• _GIVEN EXERCISE_
Quote the whole listing word for word. Do not include the pictures.

• _PROVIDED ENTRIES_
* Begin *

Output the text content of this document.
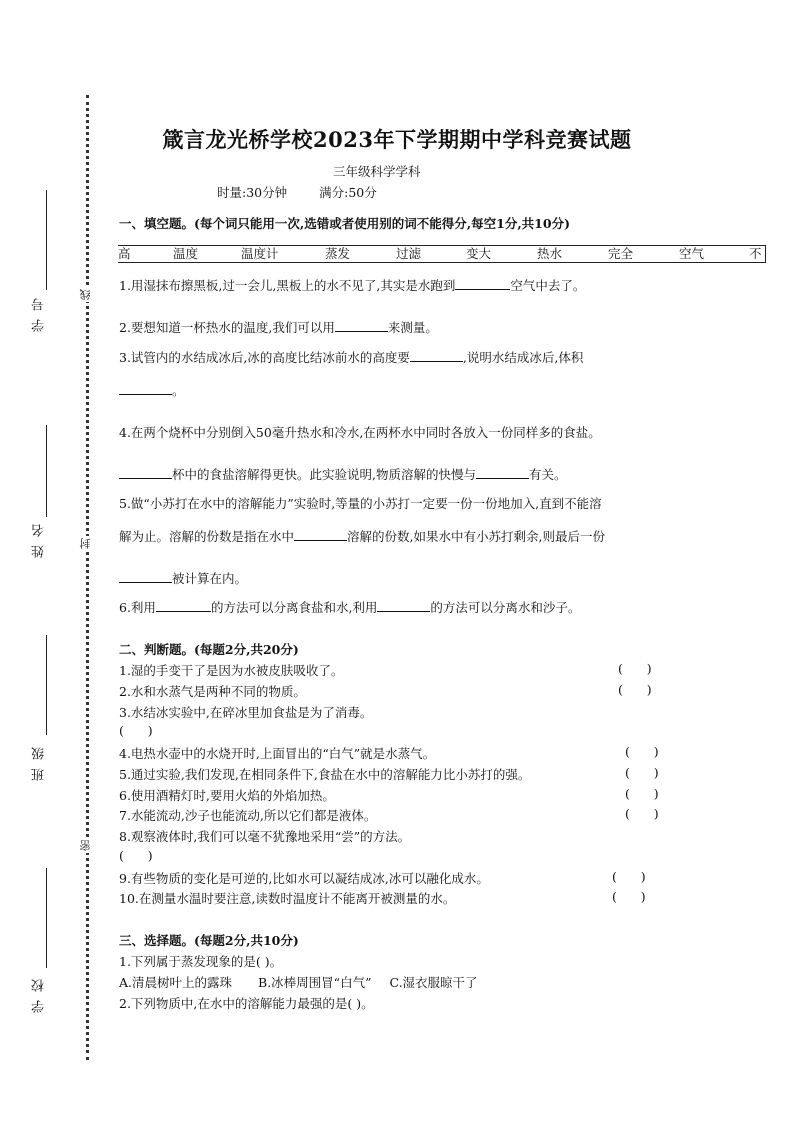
学 号
姓 名
班 级
学 校
线
封
密
箴言龙光桥学校2023年下学期期中学科竞赛试题
三年级科学学科
时量:30分钟	满分:50分
一、填空题。(每个词只能用一次,选错或者使用别的词不能得分,每空1分,共10分)
高	温度	温度计	蒸发	过滤	变大	热水	完全	空气	不
1.用湿抹布擦黑板,过一会儿,黑板上的水不见了,其实是水跑到	空气中去了。
2.要想知道一杯热水的温度,我们可以用	来测量。
3.试管内的水结成冰后,冰的高度比结冰前水的高度要	,说明水结成冰后,体积
。
4.在两个烧杯中分别倒入50毫升热水和冷水,在两杯水中同时各放入一份同样多的食盐。
杯中的食盐溶解得更快。此实验说明,物质溶解的快慢与	有关。
5.做“小苏打在水中的溶解能力”实验时,等量的小苏打一定要一份一份地加入,直到不能溶
解为止。溶解的份数是指在水中	溶解的份数,如果水中有小苏打剩余,则最后一份
被计算在内。
6.利用	的方法可以分离食盐和水,利用	的方法可以分离水和沙子。
二、判断题。(每题2分,共20分)
1.湿的手变干了是因为水被皮肤吸收了。	(      )
2.水和水蒸气是两种不同的物质。	(      )
3.水结冰实验中,在碎冰里加食盐是为了消毒。
(      )
4.电热水壶中的水烧开时,上面冒出的“白气”就是水蒸气。	(      )
5.通过实验,我们发现,在相同条件下,食盐在水中的溶解能力比小苏打的强。	(      )
6.使用酒精灯时,要用火焰的外焰加热。	(      )
7.水能流动,沙子也能流动,所以它们都是液体。	(      )
8.观察液体时,我们可以毫不犹豫地采用“尝”的方法。
(      )
9.有些物质的变化是可逆的,比如水可以凝结成冰,冰可以融化成水。	(      )
10.在测量水温时要注意,读数时温度计不能离开被测量的水。	(      )
三、选择题。(每题2分,共10分)
1.下列属于蒸发现象的是( )。
A.清晨树叶上的露珠 B.冰棒周围冒“白气” C.湿衣服晾干了
2.下列物质中,在水中的溶解能力最强的是( )。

* End *

• _COMPLETE OUTPUT_
Output the text content of this document.
学 号
姓 名
班 级
学 校
线
封
密
箴言龙光桥学校2023年下学期期中学科竞赛试题
三年级科学学科
时量:30分钟	满分:50分
一、填空题。(每个词只能用一次,选错或者使用别的词不能得分,每空1分,共10分)
高	温度	温度计	蒸发	过滤	变大	热水	完全	空气	不
1.用湿抹布擦黑板,过一会儿,黑板上的水不见了,其实是水跑到	空气中去了。
2.要想知道一杯热水的温度,我们可以用	来测量。
3.试管内的水结成冰后,冰的高度比结冰前水的高度要	,说明水结成冰后,体积
。
4.在两个烧杯中分别倒入50毫升热水和冷水,在两杯水中同时各放入一份同样多的食盐。
杯中的食盐溶解得更快。此实验说明,物质溶解的快慢与	有关。
5.做“小苏打在水中的溶解能力”实验时,等量的小苏打一定要一份一份地加入,直到不能溶
解为止。溶解的份数是指在水中	溶解的份数,如果水中有小苏打剩余,则最后一份
被计算在内。
6.利用	的方法可以分离食盐和水,利用	的方法可以分离水和沙子。
二、判断题。(每题2分,共20分)
1.湿的手变干了是因为水被皮肤吸收了。	(      )
2.水和水蒸气是两种不同的物质。	(      )
3.水结冰实验中,在碎冰里加食盐是为了消毒。
(      )
4.电热水壶中的水烧开时,上面冒出的“白气”就是水蒸气。	(      )
5.通过实验,我们发现,在相同条件下,食盐在水中的溶解能力比小苏打的强。	(      )
6.使用酒精灯时,要用火焰的外焰加热。	(      )
7.水能流动,沙子也能流动,所以它们都是液体。	(      )
8.观察液体时,我们可以毫不犹豫地采用“尝”的方法。
(      )
9.有些物质的变化是可逆的,比如水可以凝结成冰,冰可以融化成水。	(      )
10.在测量水温时要注意,读数时温度计不能离开被测量的水。	(      )
三、选择题。(每题2分,共10分)
1.下列属于蒸发现象的是( )。
A.清晨树叶上的露珠 B.冰棒周围冒“白气” C.湿衣服晾干了
2.下列物质中,在水中的溶解能力最强的是( )。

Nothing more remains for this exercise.